Spatial annotation entries
>>
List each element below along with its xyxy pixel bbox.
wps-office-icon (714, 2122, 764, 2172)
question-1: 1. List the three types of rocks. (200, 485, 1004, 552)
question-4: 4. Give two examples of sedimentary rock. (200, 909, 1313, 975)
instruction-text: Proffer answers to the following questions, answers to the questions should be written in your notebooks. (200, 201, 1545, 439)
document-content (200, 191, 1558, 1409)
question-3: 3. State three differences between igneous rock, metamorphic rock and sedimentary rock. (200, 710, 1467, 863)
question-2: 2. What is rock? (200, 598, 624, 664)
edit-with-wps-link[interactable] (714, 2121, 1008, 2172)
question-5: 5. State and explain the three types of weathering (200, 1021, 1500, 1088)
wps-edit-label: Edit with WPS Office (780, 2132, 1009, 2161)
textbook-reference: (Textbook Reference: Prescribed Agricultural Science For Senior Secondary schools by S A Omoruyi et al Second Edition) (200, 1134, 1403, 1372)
<<
# WHAT THIS TASK INVOLVES
Reproduce all of the lines above word for word, changing nothing.

# WORKED ANSWER
List each element below along with its xyxy pixel bbox.
wps-office-icon (714, 2122, 764, 2172)
question-1: 1. List the three types of rocks. (200, 485, 1004, 552)
question-4: 4. Give two examples of sedimentary rock. (200, 909, 1313, 975)
instruction-text: Proffer answers to the following questions, answers to the questions should be written in your notebooks. (200, 201, 1545, 439)
document-content (200, 191, 1558, 1409)
question-3: 3. State three differences between igneous rock, metamorphic rock and sedimentary rock. (200, 710, 1467, 863)
question-2: 2. What is rock? (200, 598, 624, 664)
edit-with-wps-link[interactable] (714, 2121, 1008, 2172)
question-5: 5. State and explain the three types of weathering (200, 1021, 1500, 1088)
wps-edit-label: Edit with WPS Office (780, 2132, 1009, 2161)
textbook-reference: (Textbook Reference: Prescribed Agricultural Science For Senior Secondary schools by S A Omoruyi et al Second Edition) (200, 1134, 1403, 1372)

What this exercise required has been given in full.